__TEXTO__:

#####

Jurisprudência em Destaque

STJ. 2ª Seção. Consumidor. Responsabilidade por vício no produto. Inversão do ônus da prova. Inversão «ope judicis» . Momento da inversão. Preferencialmente na fase de saneamento do processo. Considerações do Min. Paulo de Tarso Sanseverino sobre o tema. CDC, arts. 6º, VIII, 12, § 3º, II, e 14, § 3º, I e 18. CPC, art. 333.

Postado por Emilio Sabatovski em 02/07/2012
... Eminentes Colegas! A controvérsia consiste em definir qual o momento processual adequado para que o juiz, na responsabilidade por vício do produto (art. 18 do CDC), determine a inversão do ônus da prova prevista no art. 6º, VIII, do CDC.

A questão não é pacífica neste Superior Tribunal de Justiça, havendo divergência entre as duas Turmas que compõem a Segunda Seção (vg, AgRg nos EDcl no Ag 977.795/PR e REsp 949.000/ES, TERCEIRA TURMA; REsp 720.930/RS e REsp 881.651/BA, QUARTA TURMA).


PROCESSUAL CIVIL - AGRAVO REGIMENTAL NO AGRAVO DE INSTRUMENTO - RESPONSABILIDADE CIVIL - ACIDENTE DE TRÂNSITO - INVERSÃO DO ÔNUS DA PROVA - 2º GRAU DE JURISDIÇÃO - POSSIBILIDADE - CRITÉRIO DE JULGAMENTO.


Sendo a inversão do ônus da prova uma regra de julgamento, plenamente possível seja decretada em 2º grau de jurisdição, não implicando esse momento da inversão em cerceamento de defesa para nenhuma das partes, ainda mais ao se atentar para as peculiaridades do caso concreto, em que se faz necessária a inversão do ônus da prova diante da patente hipossuficiência técnica da consumidora que não possui nem mesmo a documentação referente ao contrato de seguro. Agravo regimental improvido.


(AgRg nos EDcl no Ag 977.795/PR, Rel. Ministro SIDNEI BENETI, TERCEIRA TURMA, julgado em 23/09/2008, DJe 13/10/2008)


RECURSO ESPECIAL. CONSUMIDOR. INVERSÃO DO ÔNUS DA PROVA. ART. 6º, VIII, DO CDC. REGRA DE JULGAMENTO.


- A inversão do ônus da prova, prevista no Art. 6º, VIII, do Código de Defesa do Consumidor, é regra de julgamento.


- Ressalva do entendimento do Relator, no sentido de que tal solução não se compatibiliza com o devido processo legal.

#####

__TAREFA PROPOSTA A__:
Em que data o texto foi postado?
__TAREFA PROPOSTA B__:
Transcreva um trecho do texto: comece nas palavras "Postado por Emilio" e pare depois de "no art. 6º, VIII, do CDC.".
__TAREFA PROPOSTA C__:
Quais precedentes o texto cita, entre parênteses, como exemplos da divergência entre as duas Turmas da Segunda Seção?
As linhas que vêm depois do texto têm outra origem.

#####

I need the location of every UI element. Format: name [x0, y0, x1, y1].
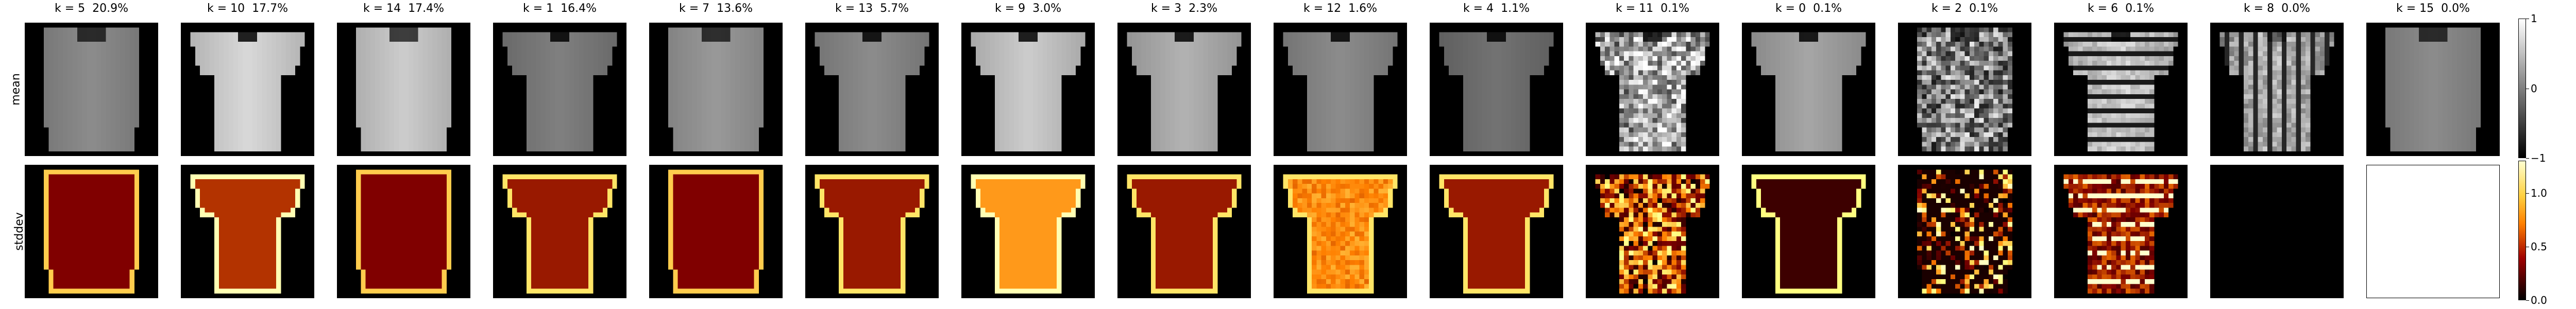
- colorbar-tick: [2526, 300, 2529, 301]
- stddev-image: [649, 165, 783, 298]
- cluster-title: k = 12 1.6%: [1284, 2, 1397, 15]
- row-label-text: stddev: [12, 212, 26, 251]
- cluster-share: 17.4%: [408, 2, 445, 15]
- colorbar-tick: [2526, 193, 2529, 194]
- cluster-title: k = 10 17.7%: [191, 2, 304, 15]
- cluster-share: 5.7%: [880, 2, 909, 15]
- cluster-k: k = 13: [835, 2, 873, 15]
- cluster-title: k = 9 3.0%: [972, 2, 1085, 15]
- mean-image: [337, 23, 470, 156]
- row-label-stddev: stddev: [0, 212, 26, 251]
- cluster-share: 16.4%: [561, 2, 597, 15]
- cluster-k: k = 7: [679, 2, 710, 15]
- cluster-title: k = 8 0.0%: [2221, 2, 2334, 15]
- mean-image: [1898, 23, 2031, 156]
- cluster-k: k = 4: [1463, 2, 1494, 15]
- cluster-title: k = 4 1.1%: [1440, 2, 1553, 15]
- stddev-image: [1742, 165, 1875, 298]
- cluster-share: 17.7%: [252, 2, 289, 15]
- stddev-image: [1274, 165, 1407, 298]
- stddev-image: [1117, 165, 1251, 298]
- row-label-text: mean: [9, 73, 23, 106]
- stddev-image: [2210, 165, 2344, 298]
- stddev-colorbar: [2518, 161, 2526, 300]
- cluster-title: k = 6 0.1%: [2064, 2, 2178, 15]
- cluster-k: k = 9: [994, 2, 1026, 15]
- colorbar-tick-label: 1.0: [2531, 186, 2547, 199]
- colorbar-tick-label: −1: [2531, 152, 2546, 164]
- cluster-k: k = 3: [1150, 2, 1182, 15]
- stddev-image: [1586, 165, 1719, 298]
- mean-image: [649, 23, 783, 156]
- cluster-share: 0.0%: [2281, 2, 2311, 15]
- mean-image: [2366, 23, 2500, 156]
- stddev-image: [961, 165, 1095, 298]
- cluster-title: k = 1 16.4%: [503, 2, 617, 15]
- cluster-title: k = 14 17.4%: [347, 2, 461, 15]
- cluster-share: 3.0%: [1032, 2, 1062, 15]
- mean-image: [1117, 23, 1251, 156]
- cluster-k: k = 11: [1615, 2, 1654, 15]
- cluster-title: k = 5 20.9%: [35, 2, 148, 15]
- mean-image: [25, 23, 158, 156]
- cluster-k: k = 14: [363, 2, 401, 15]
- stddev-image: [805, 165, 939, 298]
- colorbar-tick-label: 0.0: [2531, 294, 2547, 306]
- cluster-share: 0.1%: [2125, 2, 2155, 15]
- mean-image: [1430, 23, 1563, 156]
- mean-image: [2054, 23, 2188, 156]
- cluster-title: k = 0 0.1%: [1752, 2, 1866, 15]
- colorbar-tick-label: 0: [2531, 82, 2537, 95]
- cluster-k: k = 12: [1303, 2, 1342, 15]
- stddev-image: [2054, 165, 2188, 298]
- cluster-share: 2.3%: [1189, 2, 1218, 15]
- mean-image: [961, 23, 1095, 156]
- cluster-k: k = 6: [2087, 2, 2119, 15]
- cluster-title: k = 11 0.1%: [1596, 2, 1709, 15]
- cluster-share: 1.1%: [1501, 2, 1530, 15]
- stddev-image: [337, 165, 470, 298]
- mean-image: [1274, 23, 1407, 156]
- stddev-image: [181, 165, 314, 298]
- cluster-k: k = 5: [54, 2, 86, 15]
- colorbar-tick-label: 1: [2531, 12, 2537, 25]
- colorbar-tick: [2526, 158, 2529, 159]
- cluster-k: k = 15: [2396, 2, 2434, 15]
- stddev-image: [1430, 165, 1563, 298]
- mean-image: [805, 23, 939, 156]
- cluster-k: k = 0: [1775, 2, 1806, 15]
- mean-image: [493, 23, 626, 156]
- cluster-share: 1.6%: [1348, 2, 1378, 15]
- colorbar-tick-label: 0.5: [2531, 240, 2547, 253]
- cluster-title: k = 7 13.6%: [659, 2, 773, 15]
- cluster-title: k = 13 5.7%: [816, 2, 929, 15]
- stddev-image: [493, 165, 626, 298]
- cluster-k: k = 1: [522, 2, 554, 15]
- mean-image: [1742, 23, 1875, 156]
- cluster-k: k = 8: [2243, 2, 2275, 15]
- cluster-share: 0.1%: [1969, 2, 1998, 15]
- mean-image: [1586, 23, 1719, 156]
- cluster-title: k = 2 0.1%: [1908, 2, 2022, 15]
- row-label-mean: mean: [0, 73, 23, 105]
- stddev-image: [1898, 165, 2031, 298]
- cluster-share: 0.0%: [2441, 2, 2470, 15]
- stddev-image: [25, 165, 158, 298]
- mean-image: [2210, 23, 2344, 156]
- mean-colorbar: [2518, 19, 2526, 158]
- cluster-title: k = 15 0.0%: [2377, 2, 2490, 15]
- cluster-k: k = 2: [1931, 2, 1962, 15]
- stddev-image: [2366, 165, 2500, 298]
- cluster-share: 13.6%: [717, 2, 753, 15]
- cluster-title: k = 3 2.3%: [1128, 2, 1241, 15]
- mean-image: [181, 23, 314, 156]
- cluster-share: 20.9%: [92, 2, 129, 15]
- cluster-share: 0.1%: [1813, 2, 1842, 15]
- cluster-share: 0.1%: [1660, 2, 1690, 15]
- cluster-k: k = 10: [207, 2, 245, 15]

#####

__RESPOSTA ELABORADA A__:
Em 02/07/2012.

__RESPOSTA ELABORADA B__:
Postado por Emilio Sabatovski em 02/07/2012
... Eminentes Colegas! A controvérsia consiste em definir qual o momento processual adequado para que o juiz, na responsabilidade por vício do produto (art. 18 do CDC), determine a inversão do ônus da prova prevista no art. 6º, VIII, do CDC.

__RESPOSTA ELABORADA C__:
- AgRg nos EDcl no Ag 977.795/PR (Terceira Turma)
- REsp 949.000/ES (Terceira Turma)
- REsp 720.930/RS (Quarta Turma)
- REsp 881.651/BA (Quarta Turma)